* EXERCISE A *
In the text on the X-ray guidance device for liver cancer therapy, edit the stretch from "Geschwind says if" through "and drug delivery." so that "flexible" is replaced with "bendable".
* EXERCISE B *
Using the text on the X-ray guidance device for liver cancer therapy, turn the paragraph starting "During IAT, a physician inserts" into a short list that keeps its main facts.
* EXERCISE C *
Extend the text on the X-ray guidance device for liver cancer therapy, picking up after its last sentence.

* TEXT UNDER STUDY *
◆ ◆ ◆

Johns Hopkins researchers report that their test of an interventional X-ray guidance device approved by the U.S. Food and Drug Administration in 2013 has the potential to reduce the radiation exposure of patients undergoing intra-arterial therapy (IAT) for liver cancer.

In a report prepared for presentation Dec. 3 at the 100th annual meeting of the Radiological Society of North America in Chicago (abstract #SSM24-02), the researchers described the results of a clinical trial of the imaging system AlluraClarity, made by Philips Healthcare, on 50 patients with liver cancer. Its use reduced radiation exposure up to 80 percent, compared with exposure from a standard imaging X-ray platform used in IAT, while producing images just as clear as the standard system, says Jean-Francois Geschwind, M.D., a professor in the Russell H. Morgan Department of Radiology and Radiological Science in the Johns Hopkins University School of Medicine and its Kimmel Cancer Center.

Geschwind says if further studies continue to affirm his team's findings, the platform may be especially useful for patients who need repeat therapy; children, who are especially vulnerable to radiation; and physicians who routinely use procedures such as IAT and are exposed to radiation.

During IAT, a physician inserts a thin, flexible tube directly into a blood vessel feeding a tumor, using that pathway to deliver chemotherapy or other drugs. X-ray imaging is used during the procedure to visualize the patient's blood vessels and to guide both the catheter's placement and drug delivery.

◆ ◆ ◆

* GIVEN INFORMATION *
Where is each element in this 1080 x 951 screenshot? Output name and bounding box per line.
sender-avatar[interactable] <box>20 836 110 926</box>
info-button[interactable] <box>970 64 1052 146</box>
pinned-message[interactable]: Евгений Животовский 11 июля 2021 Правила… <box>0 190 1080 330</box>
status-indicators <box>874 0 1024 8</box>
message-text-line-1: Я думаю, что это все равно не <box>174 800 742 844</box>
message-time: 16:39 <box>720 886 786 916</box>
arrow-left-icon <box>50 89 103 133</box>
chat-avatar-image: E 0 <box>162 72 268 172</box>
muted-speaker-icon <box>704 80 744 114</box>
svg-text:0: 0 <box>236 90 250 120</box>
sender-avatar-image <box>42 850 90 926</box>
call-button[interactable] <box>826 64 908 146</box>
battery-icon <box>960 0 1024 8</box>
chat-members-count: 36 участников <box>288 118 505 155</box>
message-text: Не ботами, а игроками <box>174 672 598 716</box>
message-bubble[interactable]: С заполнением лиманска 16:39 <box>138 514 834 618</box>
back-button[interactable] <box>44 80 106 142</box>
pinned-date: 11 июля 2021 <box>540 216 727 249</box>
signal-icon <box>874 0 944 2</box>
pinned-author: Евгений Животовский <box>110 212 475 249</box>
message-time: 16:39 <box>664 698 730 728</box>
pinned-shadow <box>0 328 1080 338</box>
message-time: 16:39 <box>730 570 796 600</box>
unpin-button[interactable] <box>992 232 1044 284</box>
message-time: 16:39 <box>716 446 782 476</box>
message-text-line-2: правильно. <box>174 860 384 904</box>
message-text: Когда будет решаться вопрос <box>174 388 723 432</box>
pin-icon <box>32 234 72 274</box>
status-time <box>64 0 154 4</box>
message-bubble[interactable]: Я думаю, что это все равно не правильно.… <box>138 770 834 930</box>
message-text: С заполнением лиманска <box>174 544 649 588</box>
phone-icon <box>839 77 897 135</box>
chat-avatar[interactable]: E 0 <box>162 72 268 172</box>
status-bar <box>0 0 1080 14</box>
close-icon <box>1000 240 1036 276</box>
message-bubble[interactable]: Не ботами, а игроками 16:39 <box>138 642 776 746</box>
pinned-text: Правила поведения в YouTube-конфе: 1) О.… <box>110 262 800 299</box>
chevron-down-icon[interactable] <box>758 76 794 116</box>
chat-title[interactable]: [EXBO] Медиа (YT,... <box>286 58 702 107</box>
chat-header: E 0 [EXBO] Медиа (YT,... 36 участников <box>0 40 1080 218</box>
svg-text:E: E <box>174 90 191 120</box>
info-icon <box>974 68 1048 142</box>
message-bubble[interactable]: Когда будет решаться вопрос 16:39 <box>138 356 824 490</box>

◆ ◆ ◆

* EXERCISE RESPONSE A *
Geschwind says if further studies continue to affirm his team's findings, the platform may be especially useful for patients who need repeat therapy; children, who are especially vulnerable to radiation; and physicians who routinely use procedures such as IAT and are exposed to radiation.

During IAT, a physician inserts a thin, bendable tube directly into a blood vessel feeding a tumor, using that pathway to deliver chemotherapy or other drugs. X-ray imaging is used during the procedure to visualize the patient's blood vessels and to guide both the catheter's placement and drug delivery.

* EXERCISE RESPONSE B *
- A physician puts a thin, flexible tube straight into a blood vessel that feeds a tumor.
- Chemotherapy or other drugs are delivered through that pathway.
- X-ray imaging shows the patient's blood vessels during the procedure.
- It also guides where the catheter goes and how the drugs are delivered.

* EXERCISE RESPONSE C *
Geschwind and his colleagues compared the radiation exposure of 25 patients with liver cancer treated with IAT using the AlluraClarity platform to the exposure of 25 additional patients with liver cancer treated with IAT using Philips' previous X-ray imaging platform, called Allura.

Lowering the radiation power on standard X-ray imaging platforms can reduce the exposure, but without special image processing, the amount of image noise increases and physicians are unable to see small structures needed for good treatment, says Ruediger Schernthaner, M.D., a postdoctoral research fellow in vascular and interventional radiology at The Johns Hopkins Hospital. "You can compare this to an image taken with your cell phone in the evening without a flash," he says.

The AlluraClarity platform uses a series of real-time image processing algorithms to achieve high quality images at a lower radiation power, Schernthaner says.